#### TASK OBJECTIVE:
Identify the lines bearing the string "государственной" and gather them.

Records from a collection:
....

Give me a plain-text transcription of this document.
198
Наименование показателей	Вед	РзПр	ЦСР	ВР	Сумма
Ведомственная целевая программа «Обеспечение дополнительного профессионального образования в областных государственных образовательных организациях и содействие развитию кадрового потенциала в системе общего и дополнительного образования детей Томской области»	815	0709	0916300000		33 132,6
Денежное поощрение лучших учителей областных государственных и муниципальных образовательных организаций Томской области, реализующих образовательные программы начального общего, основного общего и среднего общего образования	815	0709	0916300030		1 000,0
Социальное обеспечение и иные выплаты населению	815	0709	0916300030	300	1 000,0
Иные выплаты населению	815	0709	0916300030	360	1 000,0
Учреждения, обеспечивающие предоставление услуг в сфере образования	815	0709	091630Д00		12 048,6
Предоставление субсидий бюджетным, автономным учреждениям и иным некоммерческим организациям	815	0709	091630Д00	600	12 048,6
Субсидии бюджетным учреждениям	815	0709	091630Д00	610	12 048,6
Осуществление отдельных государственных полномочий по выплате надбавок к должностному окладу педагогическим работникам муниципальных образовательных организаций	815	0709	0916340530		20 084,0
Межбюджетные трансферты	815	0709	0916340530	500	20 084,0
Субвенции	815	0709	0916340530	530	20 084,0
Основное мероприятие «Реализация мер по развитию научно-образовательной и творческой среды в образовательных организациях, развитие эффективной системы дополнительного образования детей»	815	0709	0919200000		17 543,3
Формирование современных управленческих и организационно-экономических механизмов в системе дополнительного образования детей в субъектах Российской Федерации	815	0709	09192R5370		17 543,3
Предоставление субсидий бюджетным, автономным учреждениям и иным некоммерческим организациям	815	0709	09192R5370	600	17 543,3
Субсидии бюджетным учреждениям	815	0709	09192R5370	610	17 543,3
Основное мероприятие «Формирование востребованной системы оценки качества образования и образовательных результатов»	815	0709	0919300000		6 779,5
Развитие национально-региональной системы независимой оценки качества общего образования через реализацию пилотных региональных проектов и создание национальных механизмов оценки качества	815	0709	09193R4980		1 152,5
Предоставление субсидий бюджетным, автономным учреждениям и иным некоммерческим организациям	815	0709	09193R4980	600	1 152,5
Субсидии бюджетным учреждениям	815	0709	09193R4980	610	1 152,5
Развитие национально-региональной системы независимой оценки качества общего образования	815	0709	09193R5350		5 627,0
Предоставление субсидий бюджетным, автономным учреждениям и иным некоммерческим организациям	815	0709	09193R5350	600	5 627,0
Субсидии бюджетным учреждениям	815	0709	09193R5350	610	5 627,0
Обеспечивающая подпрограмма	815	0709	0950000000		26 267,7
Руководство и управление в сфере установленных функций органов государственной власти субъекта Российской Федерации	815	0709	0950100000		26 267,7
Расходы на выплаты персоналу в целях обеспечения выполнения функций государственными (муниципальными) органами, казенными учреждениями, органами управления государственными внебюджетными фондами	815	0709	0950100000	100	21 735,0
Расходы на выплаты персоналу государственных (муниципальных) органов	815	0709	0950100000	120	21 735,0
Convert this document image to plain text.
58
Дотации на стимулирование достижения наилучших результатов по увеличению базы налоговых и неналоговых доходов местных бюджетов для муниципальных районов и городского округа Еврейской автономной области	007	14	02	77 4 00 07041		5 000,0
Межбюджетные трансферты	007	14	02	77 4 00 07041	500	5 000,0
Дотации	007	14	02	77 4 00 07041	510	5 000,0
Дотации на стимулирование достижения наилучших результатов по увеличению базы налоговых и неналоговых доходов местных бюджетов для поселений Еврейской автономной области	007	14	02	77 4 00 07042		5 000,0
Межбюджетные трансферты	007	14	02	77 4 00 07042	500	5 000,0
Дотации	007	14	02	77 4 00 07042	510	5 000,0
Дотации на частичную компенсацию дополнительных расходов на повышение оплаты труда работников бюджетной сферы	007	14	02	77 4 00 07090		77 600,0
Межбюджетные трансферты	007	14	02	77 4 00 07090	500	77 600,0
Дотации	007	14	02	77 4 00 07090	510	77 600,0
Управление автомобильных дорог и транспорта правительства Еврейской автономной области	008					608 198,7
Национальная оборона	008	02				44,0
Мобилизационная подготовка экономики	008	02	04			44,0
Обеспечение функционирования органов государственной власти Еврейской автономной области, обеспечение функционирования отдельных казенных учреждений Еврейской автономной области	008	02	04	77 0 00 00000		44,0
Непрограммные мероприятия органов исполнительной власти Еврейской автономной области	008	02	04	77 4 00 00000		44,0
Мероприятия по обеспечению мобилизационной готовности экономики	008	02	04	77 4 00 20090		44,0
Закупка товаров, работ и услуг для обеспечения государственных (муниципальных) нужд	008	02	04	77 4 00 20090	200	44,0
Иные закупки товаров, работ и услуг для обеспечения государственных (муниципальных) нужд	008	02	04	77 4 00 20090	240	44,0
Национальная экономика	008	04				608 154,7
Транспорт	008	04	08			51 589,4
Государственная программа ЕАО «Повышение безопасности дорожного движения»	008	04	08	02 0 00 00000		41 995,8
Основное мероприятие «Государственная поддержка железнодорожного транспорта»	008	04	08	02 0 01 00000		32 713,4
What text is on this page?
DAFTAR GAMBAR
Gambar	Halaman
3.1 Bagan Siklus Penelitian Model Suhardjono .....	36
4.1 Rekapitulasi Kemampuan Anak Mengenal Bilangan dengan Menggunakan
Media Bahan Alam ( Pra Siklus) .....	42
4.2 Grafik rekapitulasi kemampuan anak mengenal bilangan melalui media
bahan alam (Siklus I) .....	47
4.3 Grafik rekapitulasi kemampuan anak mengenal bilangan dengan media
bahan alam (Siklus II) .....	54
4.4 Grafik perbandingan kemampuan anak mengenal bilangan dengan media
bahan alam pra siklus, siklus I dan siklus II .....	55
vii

....

#### ANSWER TO THE EXERCISE:
Руководство и управление в сфере установленных функций органов государственной власти субъекта Российской Федерации	815	0709	0950100000		26 267,7
Обеспечение функционирования органов государственной власти Еврейской автономной области, обеспечение функционирования отдельных казенных учреждений Еврейской автономной области	008	02	04	77 0 00 00000		44,0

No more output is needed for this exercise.